Retype everything in the listing, leaving each line exactly as it is.

_Available data_.
|---|
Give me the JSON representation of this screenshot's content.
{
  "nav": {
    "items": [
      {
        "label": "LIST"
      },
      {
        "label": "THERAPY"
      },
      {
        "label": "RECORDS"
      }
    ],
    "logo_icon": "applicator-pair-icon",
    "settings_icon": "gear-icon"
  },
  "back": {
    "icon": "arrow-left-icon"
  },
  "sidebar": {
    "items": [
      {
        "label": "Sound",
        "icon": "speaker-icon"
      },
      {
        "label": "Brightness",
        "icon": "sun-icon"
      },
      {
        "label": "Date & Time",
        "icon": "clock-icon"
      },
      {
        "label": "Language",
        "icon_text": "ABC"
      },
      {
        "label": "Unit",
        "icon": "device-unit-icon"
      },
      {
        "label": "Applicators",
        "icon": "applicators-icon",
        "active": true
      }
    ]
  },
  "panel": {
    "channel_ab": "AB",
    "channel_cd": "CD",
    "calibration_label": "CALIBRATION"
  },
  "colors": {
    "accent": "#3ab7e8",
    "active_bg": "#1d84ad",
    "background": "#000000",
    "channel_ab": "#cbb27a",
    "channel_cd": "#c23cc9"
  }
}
|---|
_Written solution_.
Give me the JSON representation of this screenshot's content.
{
  "nav": {
    "items": [
      {
        "label": "LIST"
      },
      {
        "label": "THERAPY"
      },
      {
        "label": "RECORDS"
      }
    ],
    "logo_icon": "applicator-pair-icon",
    "settings_icon": "gear-icon"
  },
  "back": {
    "icon": "arrow-left-icon"
  },
  "sidebar": {
    "items": [
      {
        "label": "Sound",
        "icon": "speaker-icon"
      },
      {
        "label": "Brightness",
        "icon": "sun-icon"
      },
      {
        "label": "Date & Time",
        "icon": "clock-icon"
      },
      {
        "label": "Language",
        "icon_text": "ABC"
      },
      {
        "label": "Unit",
        "icon": "device-unit-icon"
      },
      {
        "label": "Applicators",
        "icon": "applicators-icon",
        "active": true
      }
    ]
  },
  "panel": {
    "channel_ab": "AB",
    "channel_cd": "CD",
    "calibration_label": "CALIBRATION"
  },
  "colors": {
    "accent": "#3ab7e8",
    "active_bg": "#1d84ad",
    "background": "#000000",
    "channel_ab": "#cbb27a",
    "channel_cd": "#c23cc9"
  }
}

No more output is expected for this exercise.